[Problem to solve]: Wherever a line in the data below holds "работы", copy that line.

───

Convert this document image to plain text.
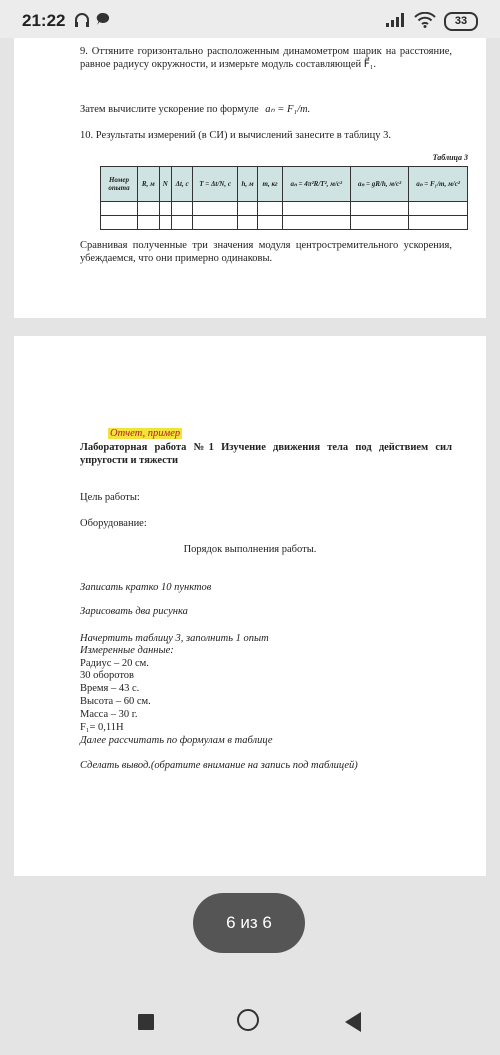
21:22	33
9. Оттяните горизонтально расположенным динамометром шарик на расстояние, равное радиусу окружности, и измерьте модуль составляющей F⃗₁.
Затем вычислите ускорение по формуле aₙ = F₁/m.
10. Результаты измерений (в СИ) и вычислений занесите в таблицу 3.
Таблица 3
Номер опыта	R, м	N	Δt, с	T = Δt/N, с	h, м	m, кг	aₙ = 4π²R/T², м/с²	aₙ = gR/h, м/с²	aₙ = F₁/m, м/с²

Сравнивая полученные три значения модуля центростремительного ускорения, убеждаемся, что они примерно одинаковы.
Отчет, пример
Лабораторная работа №1 Изучение движения тела под действием сил упругости и тяжести
Цель работы:
Оборудование:
Порядок выполнения работы.
Записать кратко 10 пунктов
Зарисовать два рисунка
Начертить таблицу 3, заполнить 1 опыт
Измеренные данные:
Радиус – 20 см.
30 оборотов
Время – 43 с.
Высота – 60 см.
Масса – 30 г.
F₁= 0,11Н
Далее рассчитать по формулам в таблице
Сделать вывод.(обратите внимание на запись под таблицей)
6 из 6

───

[Written response]:
Цель работы:
Порядок выполнения работы.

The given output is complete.